[Exercise aim]:
Using the data below, copy every line that contains the word "Another".

——————————

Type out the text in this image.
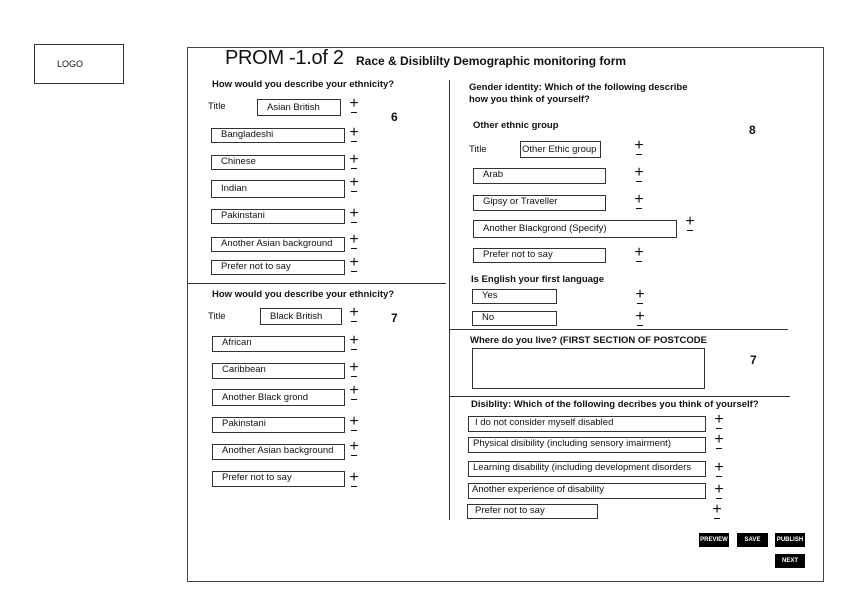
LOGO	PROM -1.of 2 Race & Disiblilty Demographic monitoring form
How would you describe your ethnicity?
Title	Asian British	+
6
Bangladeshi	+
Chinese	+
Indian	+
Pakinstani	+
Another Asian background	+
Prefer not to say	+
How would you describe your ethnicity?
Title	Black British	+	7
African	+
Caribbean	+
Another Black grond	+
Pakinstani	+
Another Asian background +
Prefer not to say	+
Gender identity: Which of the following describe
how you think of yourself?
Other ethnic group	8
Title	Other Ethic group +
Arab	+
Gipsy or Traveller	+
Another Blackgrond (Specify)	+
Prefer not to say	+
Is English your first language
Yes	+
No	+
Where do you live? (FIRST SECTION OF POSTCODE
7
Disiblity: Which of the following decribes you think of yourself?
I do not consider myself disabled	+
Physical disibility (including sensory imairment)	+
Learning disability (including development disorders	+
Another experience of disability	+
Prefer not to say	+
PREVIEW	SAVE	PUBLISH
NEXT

——————————

[Response to this task]:
Another Asian background	+
Another Black grond	+
Another Asian background +
Another Blackgrond (Specify)	+
Another experience of disability	+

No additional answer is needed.